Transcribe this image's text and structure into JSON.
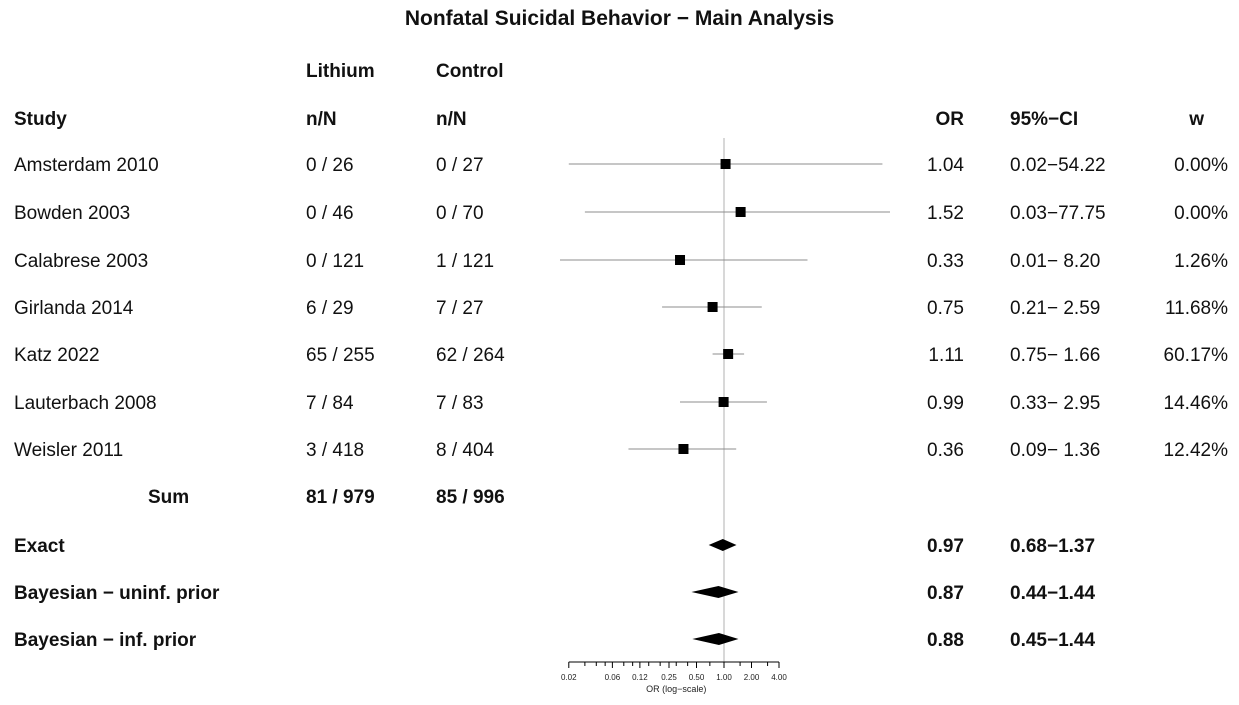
{
  "chart_data": {
    "type": "forest",
    "title": "Nonfatal Suicidal Behavior −  Main Analysis",
    "group_headers": {
      "treatment": "Lithium",
      "control": "Control"
    },
    "column_headers": {
      "study": "Study",
      "treatment_nN": "n/N",
      "control_nN": "n/N",
      "or": "OR",
      "ci": "95%−CI",
      "weight": "w"
    },
    "studies": [
      {
        "name": "Amsterdam 2010",
        "treatment": "0 / 26",
        "control": "0 / 27",
        "or_text": "1.04",
        "ci_text": "0.02−54.22",
        "w_text": "0.00%",
        "or": 1.04,
        "lo": 0.02,
        "hi": 54.22,
        "w": 0.0
      },
      {
        "name": "Bowden 2003",
        "treatment": "0 / 46",
        "control": "0 / 70",
        "or_text": "1.52",
        "ci_text": "0.03−77.75",
        "w_text": "0.00%",
        "or": 1.52,
        "lo": 0.03,
        "hi": 77.75,
        "w": 0.0
      },
      {
        "name": "Calabrese 2003",
        "treatment": "0 / 121",
        "control": "1 / 121",
        "or_text": "0.33",
        "ci_text": "0.01− 8.20",
        "w_text": "1.26%",
        "or": 0.33,
        "lo": 0.01,
        "hi": 8.2,
        "w": 1.26
      },
      {
        "name": "Girlanda 2014",
        "treatment": "6 / 29",
        "control": "7 / 27",
        "or_text": "0.75",
        "ci_text": "0.21− 2.59",
        "w_text": "11.68%",
        "or": 0.75,
        "lo": 0.21,
        "hi": 2.59,
        "w": 11.68
      },
      {
        "name": "Katz 2022",
        "treatment": "65 / 255",
        "control": "62 / 264",
        "or_text": "1.11",
        "ci_text": "0.75− 1.66",
        "w_text": "60.17%",
        "or": 1.11,
        "lo": 0.75,
        "hi": 1.66,
        "w": 60.17
      },
      {
        "name": "Lauterbach 2008",
        "treatment": "7 / 84",
        "control": "7 / 83",
        "or_text": "0.99",
        "ci_text": "0.33− 2.95",
        "w_text": "14.46%",
        "or": 0.99,
        "lo": 0.33,
        "hi": 2.95,
        "w": 14.46
      },
      {
        "name": "Weisler 2011",
        "treatment": "3 / 418",
        "control": "8 / 404",
        "or_text": "0.36",
        "ci_text": "0.09− 1.36",
        "w_text": "12.42%",
        "or": 0.36,
        "lo": 0.09,
        "hi": 1.36,
        "w": 12.42
      }
    ],
    "sum": {
      "label": "Sum",
      "treatment": "81 / 979",
      "control": "85 / 996"
    },
    "pooled": [
      {
        "name": "Exact",
        "or_text": "0.97",
        "ci_text": "0.68−1.37",
        "or": 0.97,
        "lo": 0.68,
        "hi": 1.37
      },
      {
        "name": "Bayesian − uninf. prior",
        "or_text": "0.87",
        "ci_text": "0.44−1.44",
        "or": 0.87,
        "lo": 0.44,
        "hi": 1.44
      },
      {
        "name": "Bayesian − inf. prior",
        "or_text": "0.88",
        "ci_text": "0.45−1.44",
        "or": 0.88,
        "lo": 0.45,
        "hi": 1.44
      }
    ],
    "x_axis": {
      "scale": "log",
      "label": "OR (log−scale)",
      "ticks": [
        0.02,
        0.06,
        0.12,
        0.25,
        0.5,
        1,
        2,
        4
      ],
      "tick_labels": [
        "0.02",
        "0.06",
        "0.12",
        "0.25",
        "0.50",
        "1.00",
        "2.00",
        "4.00"
      ],
      "reference_line": 1
    },
    "colors": {
      "marker": "#000000",
      "ci_line": "#8c8c8c",
      "reference_line": "#b0b0b0",
      "text": "#111111"
    }
  }
}
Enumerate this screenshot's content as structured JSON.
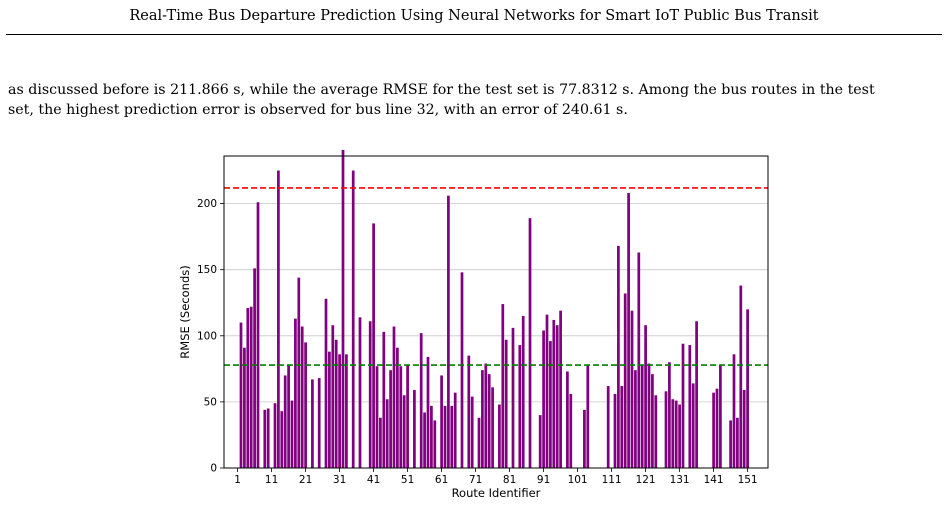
{
  "header": {
    "title": "Real-Time Bus Departure Prediction Using Neural Networks for Smart IoT Public Bus Transit"
  },
  "paragraph": {
    "line1": "as discussed before is 211.866 s, while the average RMSE for the test set is 77.8312 s. Among the bus routes in the test",
    "line2": "set, the highest prediction error is observed for bus line 32, with an error of 240.61 s."
  },
  "chart_data": {
    "type": "bar",
    "xlabel": "Route Identifier",
    "ylabel": "RMSE (Seconds)",
    "xlim": [
      -3,
      157
    ],
    "ylim": [
      0,
      236
    ],
    "xticks": [
      1,
      11,
      21,
      31,
      41,
      51,
      61,
      71,
      81,
      91,
      101,
      111,
      121,
      131,
      141,
      151
    ],
    "yticks": [
      0,
      50,
      100,
      150,
      200
    ],
    "grid": "horizontal",
    "bar_color": "#800080",
    "reference_lines": [
      {
        "value": 211.866,
        "color": "#ff0000",
        "style": "dashed"
      },
      {
        "value": 77.8312,
        "color": "#008000",
        "style": "dashed"
      }
    ],
    "bars": [
      {
        "x": 2,
        "y": 110
      },
      {
        "x": 3,
        "y": 91
      },
      {
        "x": 4,
        "y": 121
      },
      {
        "x": 5,
        "y": 122
      },
      {
        "x": 6,
        "y": 151
      },
      {
        "x": 7,
        "y": 201
      },
      {
        "x": 9,
        "y": 44
      },
      {
        "x": 10,
        "y": 45
      },
      {
        "x": 12,
        "y": 49
      },
      {
        "x": 13,
        "y": 225
      },
      {
        "x": 14,
        "y": 43
      },
      {
        "x": 15,
        "y": 70
      },
      {
        "x": 16,
        "y": 78
      },
      {
        "x": 17,
        "y": 51
      },
      {
        "x": 18,
        "y": 113
      },
      {
        "x": 19,
        "y": 144
      },
      {
        "x": 20,
        "y": 107
      },
      {
        "x": 21,
        "y": 95
      },
      {
        "x": 23,
        "y": 67
      },
      {
        "x": 25,
        "y": 68
      },
      {
        "x": 27,
        "y": 128
      },
      {
        "x": 28,
        "y": 88
      },
      {
        "x": 29,
        "y": 108
      },
      {
        "x": 30,
        "y": 97
      },
      {
        "x": 31,
        "y": 86
      },
      {
        "x": 32,
        "y": 240.61
      },
      {
        "x": 33,
        "y": 86
      },
      {
        "x": 35,
        "y": 225
      },
      {
        "x": 37,
        "y": 114
      },
      {
        "x": 40,
        "y": 111
      },
      {
        "x": 41,
        "y": 185
      },
      {
        "x": 42,
        "y": 77
      },
      {
        "x": 43,
        "y": 38
      },
      {
        "x": 44,
        "y": 103
      },
      {
        "x": 45,
        "y": 52
      },
      {
        "x": 46,
        "y": 74
      },
      {
        "x": 47,
        "y": 107
      },
      {
        "x": 48,
        "y": 91
      },
      {
        "x": 49,
        "y": 77
      },
      {
        "x": 50,
        "y": 55
      },
      {
        "x": 51,
        "y": 78
      },
      {
        "x": 53,
        "y": 59
      },
      {
        "x": 55,
        "y": 102
      },
      {
        "x": 56,
        "y": 42
      },
      {
        "x": 57,
        "y": 84
      },
      {
        "x": 58,
        "y": 47
      },
      {
        "x": 59,
        "y": 36
      },
      {
        "x": 61,
        "y": 70
      },
      {
        "x": 62,
        "y": 47
      },
      {
        "x": 63,
        "y": 206
      },
      {
        "x": 64,
        "y": 47
      },
      {
        "x": 65,
        "y": 57
      },
      {
        "x": 67,
        "y": 148
      },
      {
        "x": 69,
        "y": 85
      },
      {
        "x": 70,
        "y": 54
      },
      {
        "x": 72,
        "y": 38
      },
      {
        "x": 73,
        "y": 74
      },
      {
        "x": 74,
        "y": 79
      },
      {
        "x": 75,
        "y": 71
      },
      {
        "x": 76,
        "y": 61
      },
      {
        "x": 78,
        "y": 48
      },
      {
        "x": 79,
        "y": 124
      },
      {
        "x": 80,
        "y": 97
      },
      {
        "x": 82,
        "y": 106
      },
      {
        "x": 84,
        "y": 93
      },
      {
        "x": 85,
        "y": 115
      },
      {
        "x": 87,
        "y": 189
      },
      {
        "x": 90,
        "y": 40
      },
      {
        "x": 91,
        "y": 104
      },
      {
        "x": 92,
        "y": 116
      },
      {
        "x": 93,
        "y": 96
      },
      {
        "x": 94,
        "y": 112
      },
      {
        "x": 95,
        "y": 108
      },
      {
        "x": 96,
        "y": 119
      },
      {
        "x": 98,
        "y": 73
      },
      {
        "x": 99,
        "y": 56
      },
      {
        "x": 103,
        "y": 44
      },
      {
        "x": 104,
        "y": 78
      },
      {
        "x": 110,
        "y": 62
      },
      {
        "x": 112,
        "y": 56
      },
      {
        "x": 113,
        "y": 168
      },
      {
        "x": 114,
        "y": 62
      },
      {
        "x": 115,
        "y": 132
      },
      {
        "x": 116,
        "y": 208
      },
      {
        "x": 117,
        "y": 119
      },
      {
        "x": 118,
        "y": 74
      },
      {
        "x": 119,
        "y": 163
      },
      {
        "x": 120,
        "y": 78
      },
      {
        "x": 121,
        "y": 108
      },
      {
        "x": 122,
        "y": 79
      },
      {
        "x": 123,
        "y": 71
      },
      {
        "x": 124,
        "y": 55
      },
      {
        "x": 127,
        "y": 58
      },
      {
        "x": 128,
        "y": 80
      },
      {
        "x": 129,
        "y": 52
      },
      {
        "x": 130,
        "y": 51
      },
      {
        "x": 131,
        "y": 48
      },
      {
        "x": 132,
        "y": 94
      },
      {
        "x": 134,
        "y": 93
      },
      {
        "x": 135,
        "y": 64
      },
      {
        "x": 136,
        "y": 111
      },
      {
        "x": 141,
        "y": 57
      },
      {
        "x": 142,
        "y": 60
      },
      {
        "x": 143,
        "y": 78
      },
      {
        "x": 146,
        "y": 36
      },
      {
        "x": 147,
        "y": 86
      },
      {
        "x": 148,
        "y": 38
      },
      {
        "x": 149,
        "y": 138
      },
      {
        "x": 150,
        "y": 59
      },
      {
        "x": 151,
        "y": 120
      }
    ]
  }
}
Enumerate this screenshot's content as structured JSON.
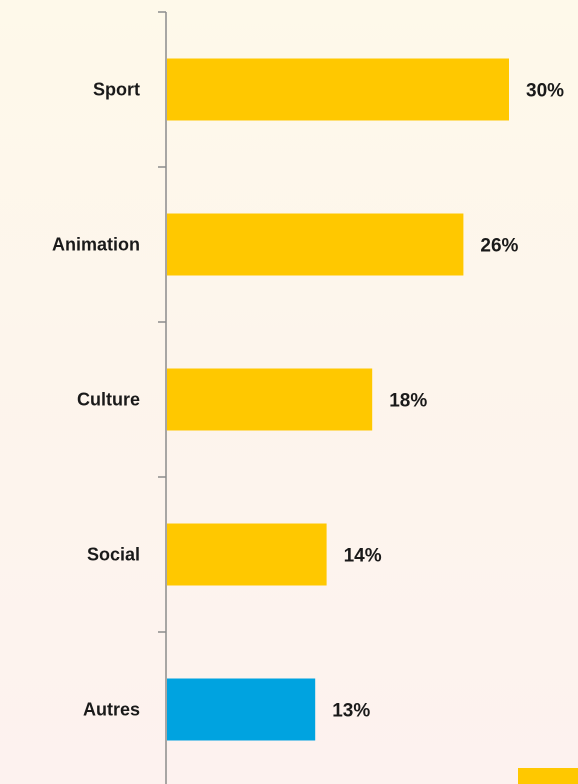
{
  "chart_data": {
    "type": "bar",
    "orientation": "horizontal",
    "categories": [
      "Sport",
      "Animation",
      "Culture",
      "Social",
      "Autres"
    ],
    "values": [
      30,
      26,
      18,
      14,
      13
    ],
    "value_labels": [
      "30%",
      "26%",
      "18%",
      "14%",
      "13%"
    ],
    "unit": "%",
    "colors": [
      "#ffc800",
      "#ffc800",
      "#ffc800",
      "#ffc800",
      "#00a3e0"
    ],
    "axis_color": "#8c8c8c",
    "xlim": [
      0,
      35
    ],
    "grid": false,
    "legend": "none"
  }
}
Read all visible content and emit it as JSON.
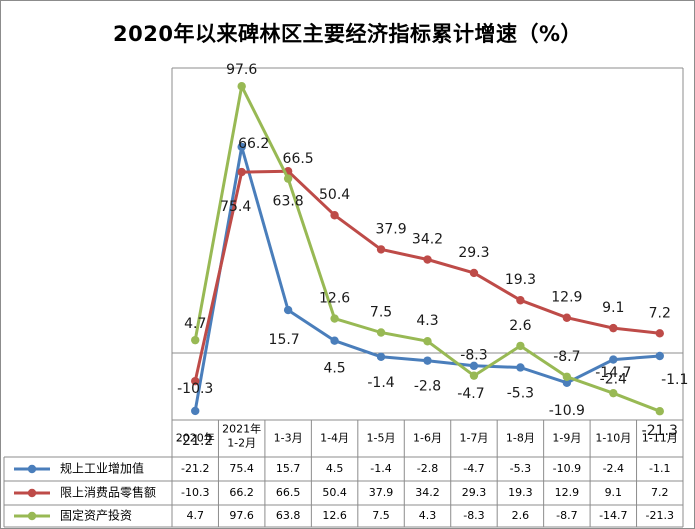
{
  "chart_data": {
    "type": "line",
    "title": "2020年以来碑林区主要经济指标累计增速（%）",
    "categories": [
      "2020年",
      "2021年\n1-2月",
      "1-3月",
      "1-4月",
      "1-5月",
      "1-6月",
      "1-7月",
      "1-8月",
      "1-9月",
      "1-10月",
      "1-11月"
    ],
    "series": [
      {
        "name": "规上工业增加值",
        "color": "#4a7ebb",
        "values": [
          -21.2,
          75.4,
          15.7,
          4.5,
          -1.4,
          -2.8,
          -4.7,
          -5.3,
          -10.9,
          -2.4,
          -1.1
        ]
      },
      {
        "name": "限上消费品零售额",
        "color": "#be4b48",
        "values": [
          -10.3,
          66.2,
          66.5,
          50.4,
          37.9,
          34.2,
          29.3,
          19.3,
          12.9,
          9.1,
          7.2
        ]
      },
      {
        "name": "固定资产投资",
        "color": "#98b954",
        "values": [
          4.7,
          97.6,
          63.8,
          12.6,
          7.5,
          4.3,
          -8.3,
          2.6,
          -8.7,
          -14.7,
          -21.3
        ]
      }
    ],
    "ylim": [
      -30,
      120
    ],
    "data_table": true,
    "legend": "data-table-left",
    "xlabel": "",
    "ylabel": ""
  }
}
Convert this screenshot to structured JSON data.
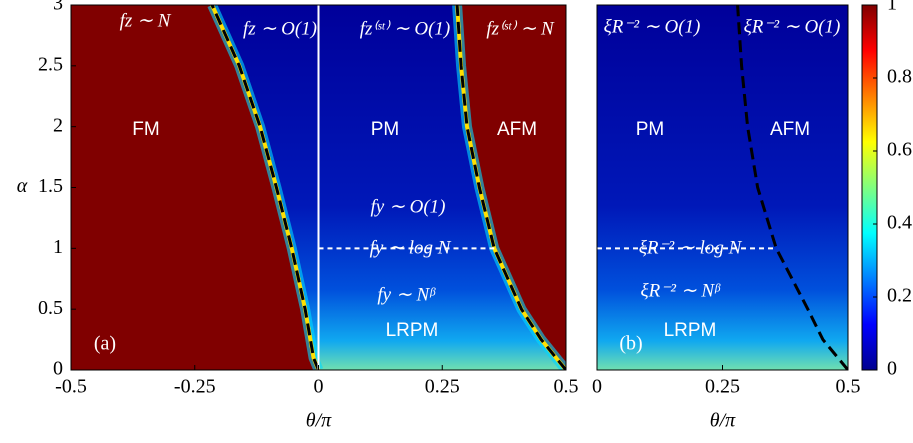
{
  "chart_data": [
    {
      "type": "heatmap",
      "panel_label": "(a)",
      "xlabel": "θ/π",
      "ylabel": "α",
      "xlim": [
        -0.5,
        0.5
      ],
      "xticks": [
        -0.5,
        -0.25,
        0,
        0.25,
        0.5
      ],
      "ylim": [
        0,
        3
      ],
      "yticks": [
        0,
        0.5,
        1,
        1.5,
        2,
        2.5,
        3
      ],
      "annotations": [
        "fz ∼ N",
        "fz ∼ O(1)",
        "fz⁽ˢᵗ⁾ ∼ O(1)",
        "fz⁽ˢᵗ⁾ ∼ N",
        "FM",
        "PM",
        "AFM",
        "fy ∼ O(1)",
        "fy ∼ log N",
        "fy ∼ Nᵝ",
        "LRPM"
      ],
      "series": [
        {
          "color": "#000000",
          "dash": true,
          "x": [
            0,
            -0.01,
            -0.027,
            -0.054,
            -0.085,
            -0.118,
            -0.16,
            -0.215
          ],
          "values": [
            0,
            0.1,
            0.5,
            1,
            1.5,
            2,
            2.5,
            3
          ]
        },
        {
          "color": "#000000",
          "dash": true,
          "x": [
            0.5,
            0.45,
            0.41,
            0.355,
            0.325,
            0.3,
            0.288,
            0.28
          ],
          "values": [
            0,
            0.25,
            0.5,
            1,
            1.5,
            2,
            2.5,
            3
          ]
        },
        {
          "color": "#ffffff",
          "dash": true,
          "x": [
            0,
            0.355
          ],
          "values": [
            1,
            1
          ]
        },
        {
          "color": "#ffffff",
          "dash": false,
          "x": [
            0,
            0
          ],
          "values": [
            0,
            3
          ]
        }
      ]
    },
    {
      "type": "heatmap",
      "panel_label": "(b)",
      "xlabel": "θ/π",
      "xlim": [
        0,
        0.5
      ],
      "xticks": [
        0,
        0.25,
        0.5
      ],
      "ylim": [
        0,
        3
      ],
      "annotations": [
        "ξR⁻² ∼ O(1)",
        "ξR⁻² ∼ O(1)",
        "PM",
        "AFM",
        "ξR⁻² ∼ log N",
        "ξR⁻² ∼ Nᵝ",
        "LRPM"
      ],
      "series": [
        {
          "color": "#000000",
          "dash": true,
          "x": [
            0.5,
            0.45,
            0.42,
            0.357,
            0.32,
            0.3,
            0.288,
            0.28
          ],
          "values": [
            0,
            0.25,
            0.5,
            1,
            1.5,
            2,
            2.5,
            3
          ]
        },
        {
          "color": "#ffffff",
          "dash": true,
          "x": [
            0,
            0.357
          ],
          "values": [
            1,
            1
          ]
        }
      ]
    },
    {
      "type": "colorbar",
      "colormap": "jet",
      "ylim": [
        0,
        1
      ],
      "yticks": [
        0,
        0.2,
        0.4,
        0.6,
        0.8,
        1
      ]
    }
  ]
}
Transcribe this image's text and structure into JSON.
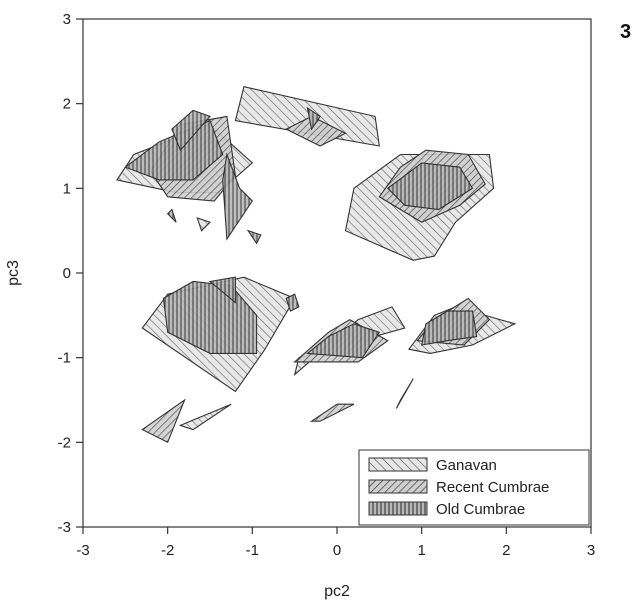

-=-=-

▶ [TASK REQUIREMENTS]:
Search the records for the string "Bayesian" and return every line in which it occurs.

▶ [SOLUTION]:
        "name": "Bayesian − uninf. prior",
        "name": "Bayesian − inf. prior",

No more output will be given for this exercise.